Task details:
Where a line holds "nero", copy it.

Given data:
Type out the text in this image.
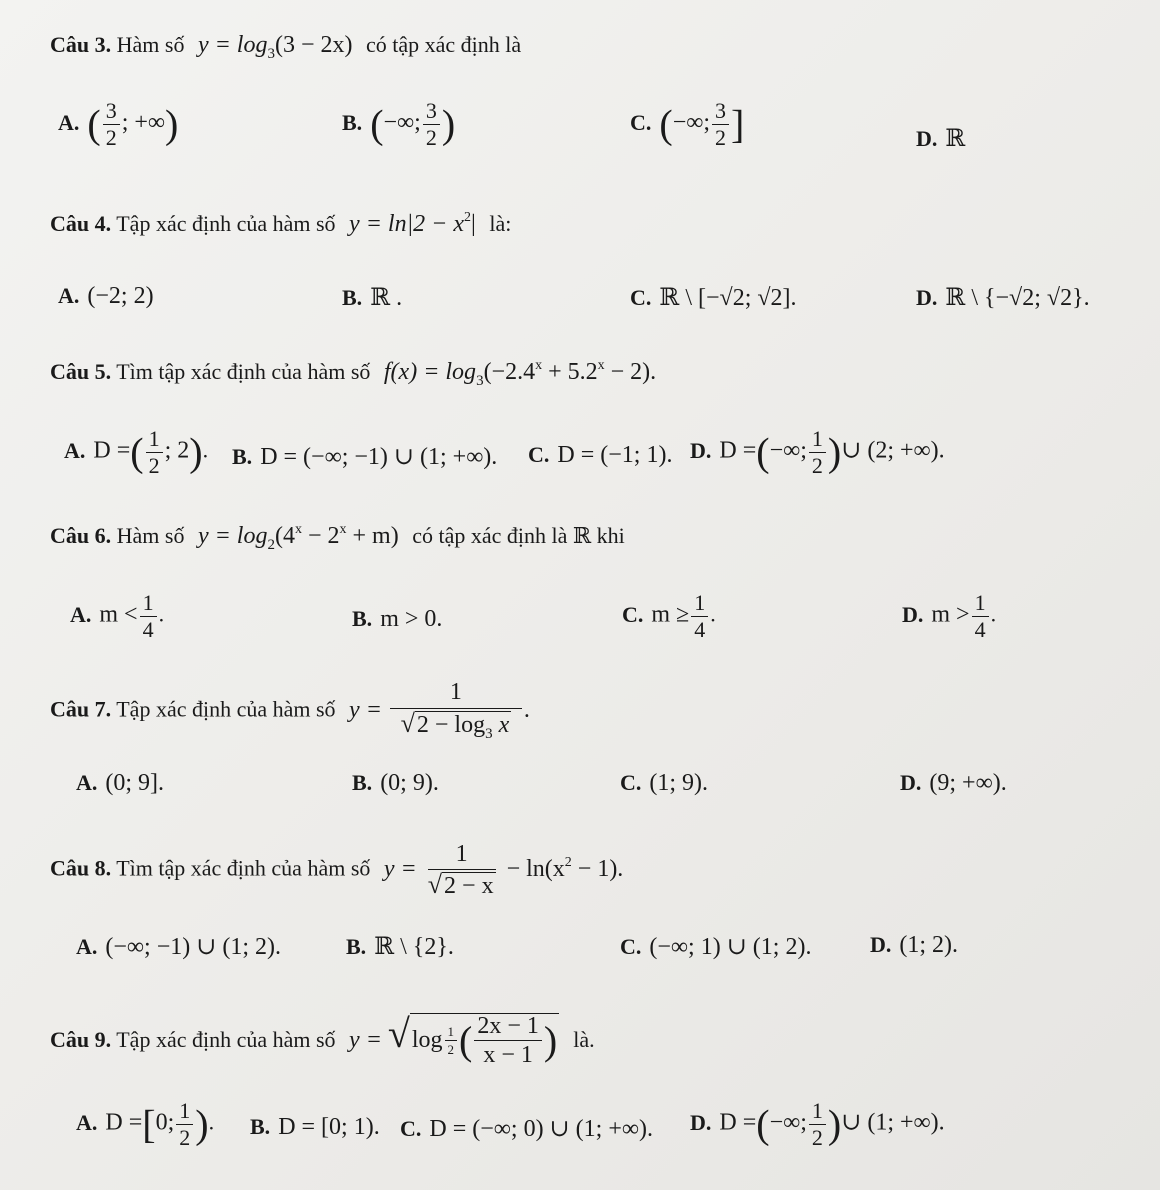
Câu 3. Hàm số $y = \log_3(3 - 2x)$ có tập xác định là
A. ( $\frac{3}{2}$ ; +∞)	B. (−∞; $\frac{3}{2}$ )	C. (−∞; $\frac{3}{2}$ ]	D. ℝ
Câu 4. Tập xác định của hàm số $y = \ln|2 - x^2|$ là:
A. (−2; 2)	B. ℝ .	C. ℝ \ [−√2; √2].	D. ℝ \ {−√2; √2}.
Câu 5. Tìm tập xác định của hàm số $f(x) = \log_3(-2.4^x + 5.2^x - 2)$.
A. D =( $\frac{1}{2}$ ; 2). B. D = (−∞; −1) ∪ (1; +∞). C. D = (−1; 1). D. D =(−∞; $\frac{1}{2}$ )∪ (2; +∞).
Câu 6. Hàm số $y = \log_2(4^x - 2^x + m)$ có tập xác định là ℝ khi
A. $m < \frac{1}{4}$ .	B. m > 0.	C. $m \ge \frac{1}{4}$ .	D. $m > \frac{1}{4}$ .
Câu 7. Tập xác định của hàm số $y = \frac{1}{√2 - \log_3 x}$ .
A. (0; 9].	B. (0; 9).	C. (1; 9).	D. (9; +∞).
Câu 8. Tìm tập xác định của hàm số $y = \frac{1}{√2 - x} - \ln(x^2 - 1)$.
A. (−∞; −1) ∪ (1; 2).	B. ℝ \ {2}.	C. (−∞; 1) ∪ (1; 2).	D. (1; 2).
Câu 9. Tập xác định của hàm số y = √ $\log \frac{1}{2}$ ( $\frac{2x - 1}{x - 1}$ ) là.
A. D =[0; $\frac{1}{2}$ ). B. D = [0; 1). C. D = (−∞; 0) ∪ (1; +∞). D. D =(−∞; $\frac{1}{2}$ )∪ (1; +∞).
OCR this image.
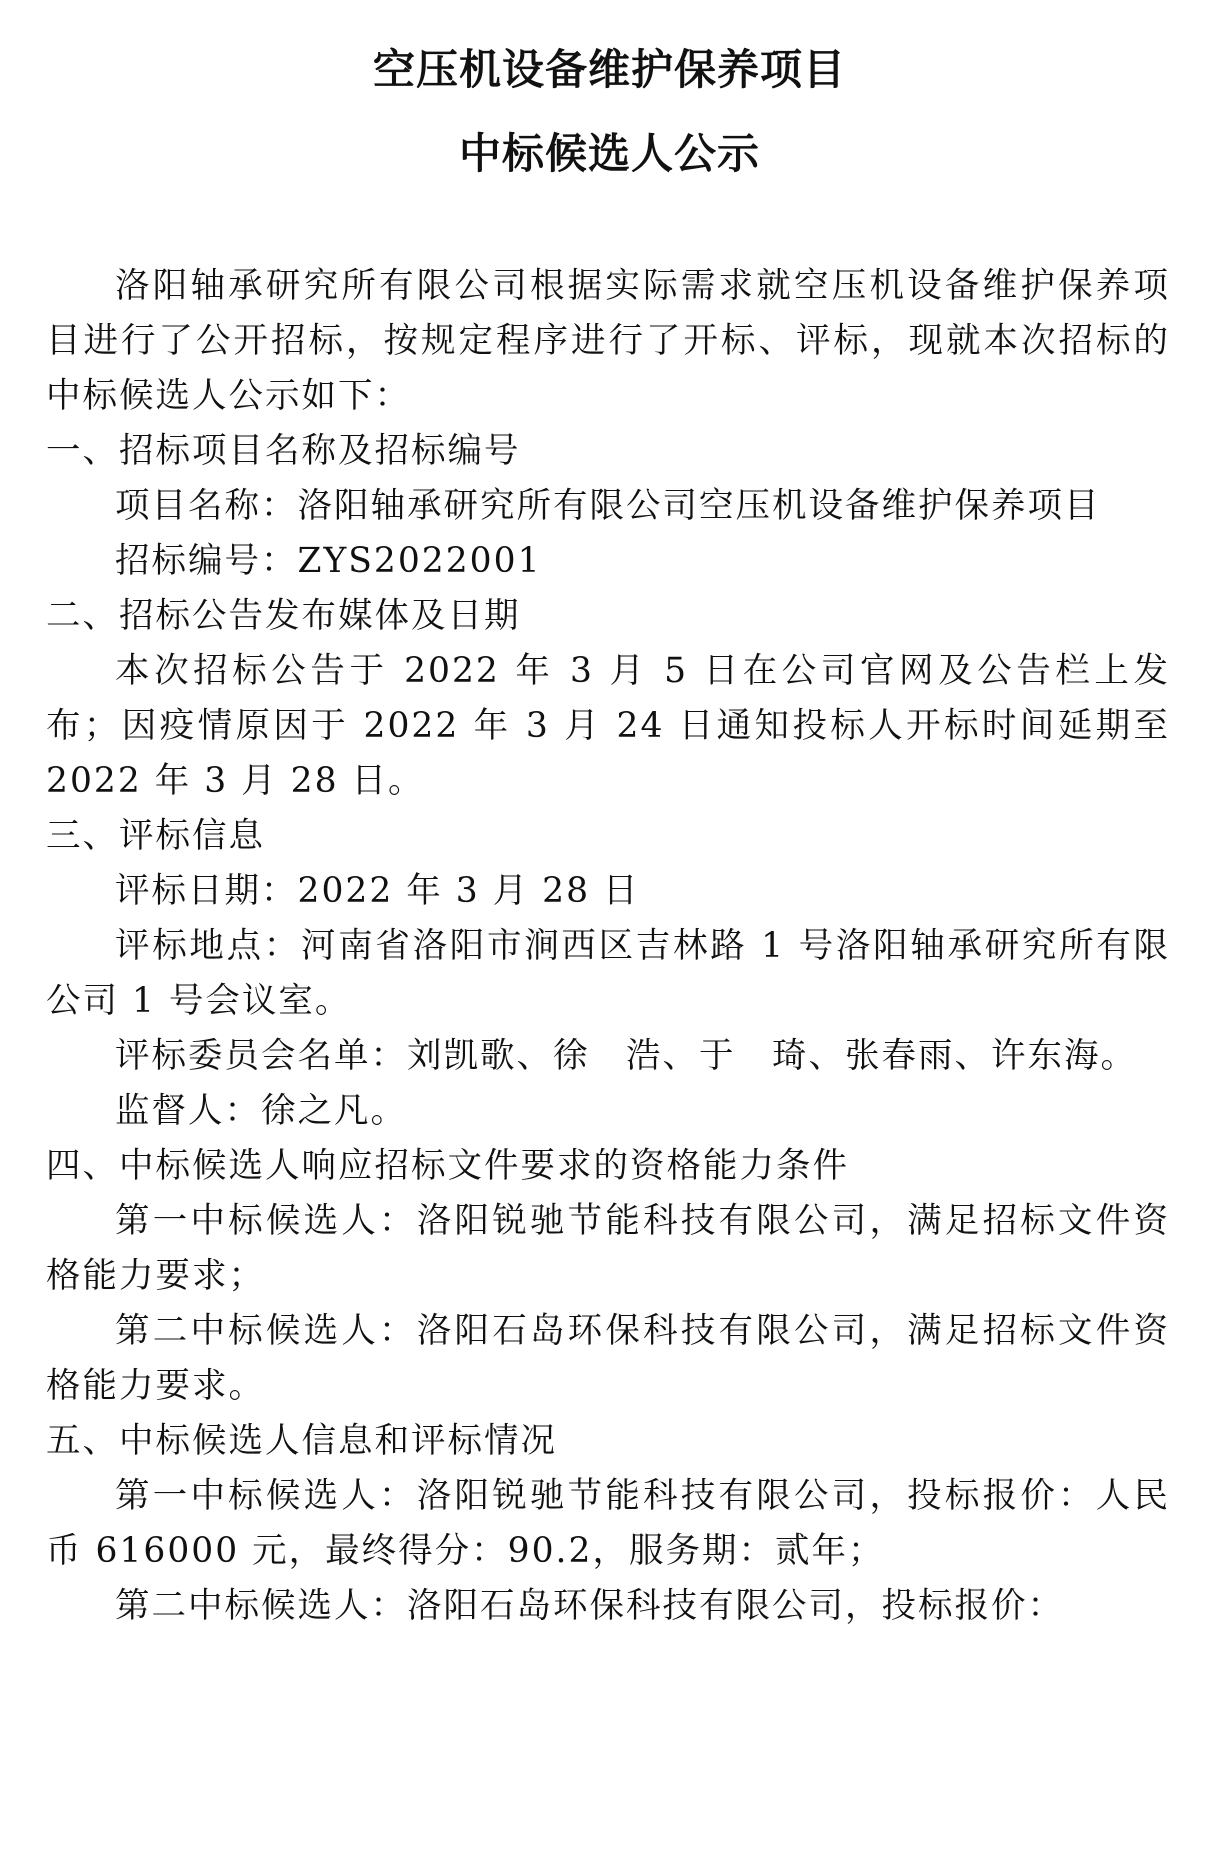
空压机设备维护保养项目
中标候选人公示

洛阳轴承研究所有限公司根据实际需求就空压机设备维护保养项目进行了公开招标，按规定程序进行了开标、评标，现就本次招标的中标候选人公示如下：

一、招标项目名称及招标编号

项目名称：洛阳轴承研究所有限公司空压机设备维护保养项目

招标编号：ZYS2022001

二、招标公告发布媒体及日期

本次招标公告于 2022 年 3 月 5 日在公司官网及公告栏上发布；因疫情原因于 2022 年 3 月 24 日通知投标人开标时间延期至 2022 年 3 月 28 日。

三、评标信息

评标日期：2022 年 3 月 28 日

评标地点：河南省洛阳市涧西区吉林路 1 号洛阳轴承研究所有限公司 1 号会议室。

评标委员会名单：刘凯歌、徐　浩、于　琦、张春雨、许东海。

监督人：徐之凡。

四、中标候选人响应招标文件要求的资格能力条件

第一中标候选人：洛阳锐驰节能科技有限公司，满足招标文件资格能力要求；

第二中标候选人：洛阳石岛环保科技有限公司，满足招标文件资格能力要求。

五、中标候选人信息和评标情况

第一中标候选人：洛阳锐驰节能科技有限公司，投标报价：人民币 616000 元，最终得分：90.2，服务期：贰年；

第二中标候选人：洛阳石岛环保科技有限公司，投标报价：
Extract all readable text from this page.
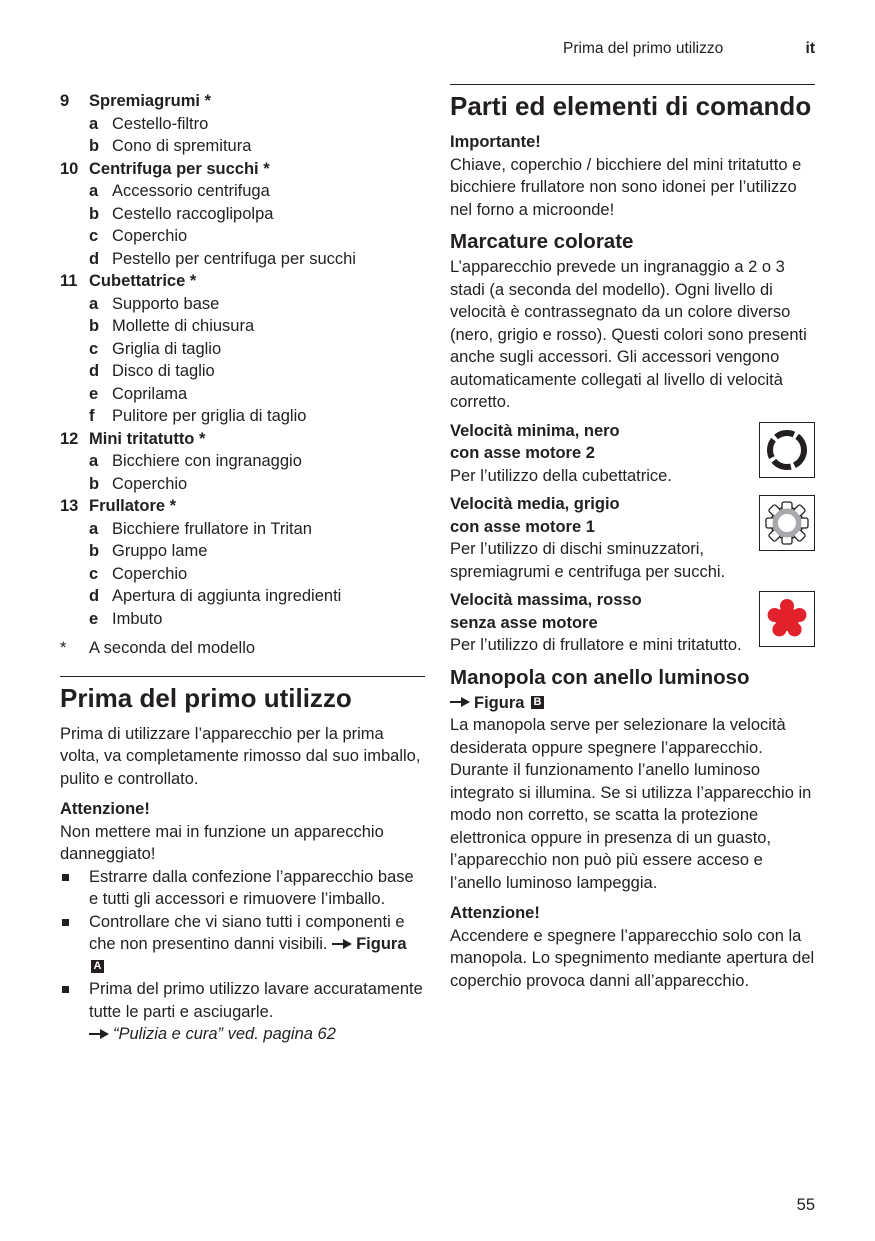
Prima del primo utilizzo	it
9	Spremiagrumi *
a Cestello-filtro
b Cono di spremitura
10 Centrifuga per succhi *
a Accessorio centrifuga
b Cestello raccoglipolpa
c Coperchio
d Pestello per centrifuga per succhi
11 Cubettatrice *
a Supporto base
b Mollette di chiusura
c Griglia di taglio
d Disco di taglio
e Coprilama
f	Pulitore per griglia di taglio
12 Mini tritatutto *
a Bicchiere con ingranaggio
b Coperchio
13 Frullatore *
a Bicchiere frullatore in Tritan
b Gruppo lame
c Coperchio
d Apertura di aggiunta ingredienti
e Imbuto
*	A seconda del modello
Prima del primo utilizzo

Prima di utilizzare l’apparecchio per la prima volta, va completamente rimosso dal suo imballo, pulito e controllato.

Attenzione!

Non mettere mai in funzione un apparecchio danneggiato!

Estrarre dalla confezione l’apparecchio base e tutti gli accessori e rimuovere l’imballo.
Controllare che vi siano tutti i componenti e che non presentino danni visibili. Figura A
Prima del primo utilizzo lavare accuratamente tutte le parti e asciugarle.
“Pulizia e cura” ved. pagina 62
Parti ed elementi di comando

Importante!

Chiave, coperchio / bicchiere del mini tritatutto e bicchiere frullatore non sono idonei per l’utilizzo nel forno a microonde!

Marcature colorate

L’apparecchio prevede un ingranaggio a 2 o 3 stadi (a seconda del modello). Ogni livello di velocità è contrassegnato da un colore diverso (nero, grigio e rosso). Questi colori sono presenti anche sugli accessori. Gli accessori vengono automaticamente collegati al livello di velocità corretto.

Velocità minima, nero
con asse motore 2
Per l’utilizzo della cubettatrice.
Velocità media, grigio
con asse motore 1
Per l’utilizzo di dischi sminuzzatori, spremiagrumi e centrifuga per succhi.
Velocità massima, rosso
senza asse motore
Per l’utilizzo di frullatore e mini tritatutto.
Manopola con anello luminoso

Figura B

La manopola serve per selezionare la velocità desiderata oppure spegnere l’apparecchio. Durante il funzionamento l’anello luminoso integrato si illumina. Se si utilizza l’apparecchio in modo non corretto, se scatta la protezione elettronica oppure in presenza di un guasto, l’apparecchio non può più essere acceso e l’anello luminoso lampeggia.

Attenzione!

Accendere e spegnere l’apparecchio solo con la manopola. Lo spegnimento mediante apertura del coperchio provoca danni all’apparecchio.

55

Output for this exercise:
L’apparecchio prevede un ingranaggio a 2 o 3 stadi (a seconda del modello). Ogni livello di velocità è contrassegnato da un colore diverso (nero, grigio e rosso). Questi colori sono presenti anche sugli accessori. Gli accessori vengono automaticamente collegati al livello di velocità corretto.
Velocità minima, nero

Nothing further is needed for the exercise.